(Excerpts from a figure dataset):

..........

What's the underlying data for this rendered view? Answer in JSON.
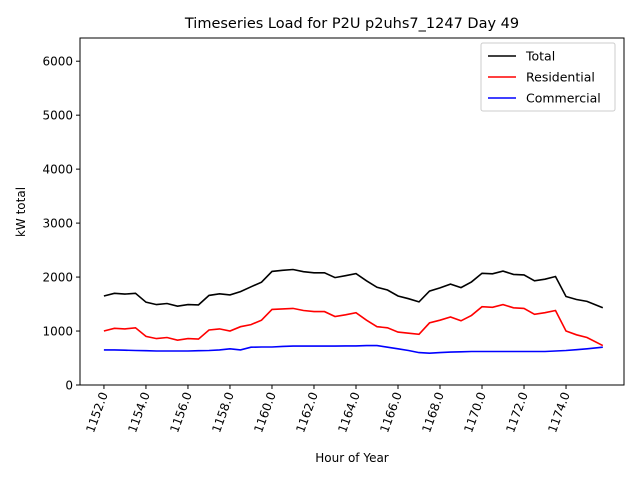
{
  "chart_data": {
    "type": "line",
    "title": "Timeseries Load for P2U p2uhs7_1247  Day 49",
    "xlabel": "Hour of Year",
    "ylabel": "kW total",
    "xlim": [
      1150.86,
      1176.76
    ],
    "ylim": [
      0,
      6430
    ],
    "xticks": [
      1152,
      1154,
      1156,
      1158,
      1160,
      1162,
      1164,
      1166,
      1168,
      1170,
      1172,
      1174
    ],
    "xtick_labels": [
      "1152.0",
      "1154.0",
      "1156.0",
      "1158.0",
      "1160.0",
      "1162.0",
      "1164.0",
      "1166.0",
      "1168.0",
      "1170.0",
      "1172.0",
      "1174.0"
    ],
    "yticks": [
      0,
      1000,
      2000,
      3000,
      4000,
      5000,
      6000
    ],
    "ytick_labels": [
      "0",
      "1000",
      "2000",
      "3000",
      "4000",
      "5000",
      "6000"
    ],
    "grid": false,
    "legend_position": "top-right",
    "x": [
      1152,
      1152.5,
      1153,
      1153.5,
      1154,
      1154.5,
      1155,
      1155.5,
      1156,
      1156.5,
      1157,
      1157.5,
      1158,
      1158.5,
      1159,
      1159.5,
      1160,
      1160.5,
      1161,
      1161.5,
      1162,
      1162.5,
      1163,
      1163.5,
      1164,
      1164.5,
      1165,
      1165.5,
      1166,
      1166.5,
      1167,
      1167.5,
      1168,
      1168.5,
      1169,
      1169.5,
      1170,
      1170.5,
      1171,
      1171.5,
      1172,
      1172.5,
      1173,
      1173.5,
      1174,
      1174.5,
      1175,
      1175.75
    ],
    "series": [
      {
        "name": "Total",
        "color": "#000000",
        "values": [
          1650,
          1700,
          1685,
          1700,
          1535,
          1490,
          1510,
          1460,
          1490,
          1485,
          1660,
          1690,
          1670,
          1730,
          1820,
          1905,
          2105,
          2125,
          2140,
          2100,
          2080,
          2080,
          1990,
          2025,
          2065,
          1930,
          1810,
          1760,
          1650,
          1600,
          1540,
          1740,
          1800,
          1870,
          1805,
          1910,
          2070,
          2060,
          2110,
          2050,
          2040,
          1930,
          1960,
          2010,
          1640,
          1585,
          1550,
          1430
        ]
      },
      {
        "name": "Residential",
        "color": "#ff0000",
        "values": [
          1000,
          1050,
          1040,
          1060,
          900,
          860,
          880,
          830,
          860,
          850,
          1020,
          1040,
          1000,
          1080,
          1120,
          1200,
          1400,
          1410,
          1420,
          1380,
          1360,
          1360,
          1270,
          1300,
          1340,
          1200,
          1080,
          1060,
          980,
          960,
          940,
          1150,
          1200,
          1260,
          1190,
          1290,
          1450,
          1440,
          1490,
          1430,
          1420,
          1310,
          1340,
          1380,
          1000,
          930,
          880,
          730
        ]
      },
      {
        "name": "Commercial",
        "color": "#0000ff",
        "values": [
          650,
          650,
          645,
          640,
          635,
          630,
          630,
          630,
          630,
          635,
          640,
          650,
          670,
          650,
          700,
          705,
          705,
          715,
          720,
          720,
          720,
          720,
          720,
          725,
          725,
          730,
          730,
          700,
          670,
          640,
          600,
          590,
          600,
          610,
          615,
          620,
          620,
          620,
          620,
          620,
          620,
          620,
          620,
          630,
          640,
          655,
          670,
          700
        ]
      }
    ]
  }
}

..........

(The request):
Scan the data for the word "color" and copy every line where it shows up.

(Solution):
        "color": "#000000",
        "color": "#ff0000",
        "color": "#0000ff",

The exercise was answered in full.